WRITTEN EXERCISE: Rewrite the data below so that every instance of "Stark" becomes "Hoch", with nothing else altered.

(Region boundary data)
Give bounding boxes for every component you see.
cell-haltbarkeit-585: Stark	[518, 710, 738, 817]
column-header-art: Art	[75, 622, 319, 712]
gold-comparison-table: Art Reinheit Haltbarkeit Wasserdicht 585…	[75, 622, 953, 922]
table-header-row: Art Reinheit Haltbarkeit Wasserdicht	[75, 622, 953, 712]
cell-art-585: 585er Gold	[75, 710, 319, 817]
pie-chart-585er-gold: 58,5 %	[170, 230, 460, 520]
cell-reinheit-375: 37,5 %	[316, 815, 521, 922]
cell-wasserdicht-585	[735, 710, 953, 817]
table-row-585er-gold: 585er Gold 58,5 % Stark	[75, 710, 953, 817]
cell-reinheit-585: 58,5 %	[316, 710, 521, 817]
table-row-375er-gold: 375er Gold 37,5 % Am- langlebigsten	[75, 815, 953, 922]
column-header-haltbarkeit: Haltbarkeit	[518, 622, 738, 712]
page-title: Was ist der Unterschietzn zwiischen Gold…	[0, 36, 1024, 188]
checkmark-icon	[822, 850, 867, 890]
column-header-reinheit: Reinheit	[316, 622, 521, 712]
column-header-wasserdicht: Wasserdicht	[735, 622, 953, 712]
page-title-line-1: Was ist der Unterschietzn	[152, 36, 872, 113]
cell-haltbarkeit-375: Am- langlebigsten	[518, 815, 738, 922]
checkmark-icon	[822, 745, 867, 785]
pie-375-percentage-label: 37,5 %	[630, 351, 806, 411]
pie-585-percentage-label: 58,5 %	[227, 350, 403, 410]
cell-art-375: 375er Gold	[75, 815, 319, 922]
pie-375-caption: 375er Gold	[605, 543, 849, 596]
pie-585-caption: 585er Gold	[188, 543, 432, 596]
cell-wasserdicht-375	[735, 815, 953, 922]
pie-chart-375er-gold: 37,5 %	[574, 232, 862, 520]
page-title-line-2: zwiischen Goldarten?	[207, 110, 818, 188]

ANSWER:
Give bounding boxes for every component you see.
cell-haltbarkeit-585: Hoch	[518, 710, 738, 817]
column-header-art: Art	[75, 622, 319, 712]
gold-comparison-table: Art Reinheit Haltbarkeit Wasserdicht 585…	[75, 622, 953, 922]
table-header-row: Art Reinheit Haltbarkeit Wasserdicht	[75, 622, 953, 712]
cell-art-585: 585er Gold	[75, 710, 319, 817]
pie-chart-585er-gold: 58,5 %	[170, 230, 460, 520]
cell-reinheit-375: 37,5 %	[316, 815, 521, 922]
cell-wasserdicht-585	[735, 710, 953, 817]
table-row-585er-gold: 585er Gold 58,5 % Hoch	[75, 710, 953, 817]
cell-reinheit-585: 58,5 %	[316, 710, 521, 817]
table-row-375er-gold: 375er Gold 37,5 % Am- langlebigsten	[75, 815, 953, 922]
column-header-haltbarkeit: Haltbarkeit	[518, 622, 738, 712]
page-title: Was ist der Unterschietzn zwiischen Gold…	[0, 36, 1024, 188]
checkmark-icon	[822, 850, 867, 890]
column-header-reinheit: Reinheit	[316, 622, 521, 712]
column-header-wasserdicht: Wasserdicht	[735, 622, 953, 712]
page-title-line-1: Was ist der Unterschietzn	[152, 36, 872, 113]
cell-haltbarkeit-375: Am- langlebigsten	[518, 815, 738, 922]
checkmark-icon	[822, 745, 867, 785]
pie-375-percentage-label: 37,5 %	[630, 351, 806, 411]
pie-585-percentage-label: 58,5 %	[227, 350, 403, 410]
cell-art-375: 375er Gold	[75, 815, 319, 922]
pie-375-caption: 375er Gold	[605, 543, 849, 596]
pie-585-caption: 585er Gold	[188, 543, 432, 596]
cell-wasserdicht-375	[735, 815, 953, 922]
pie-chart-375er-gold: 37,5 %	[574, 232, 862, 520]
page-title-line-2: zwiischen Goldarten?	[207, 110, 818, 188]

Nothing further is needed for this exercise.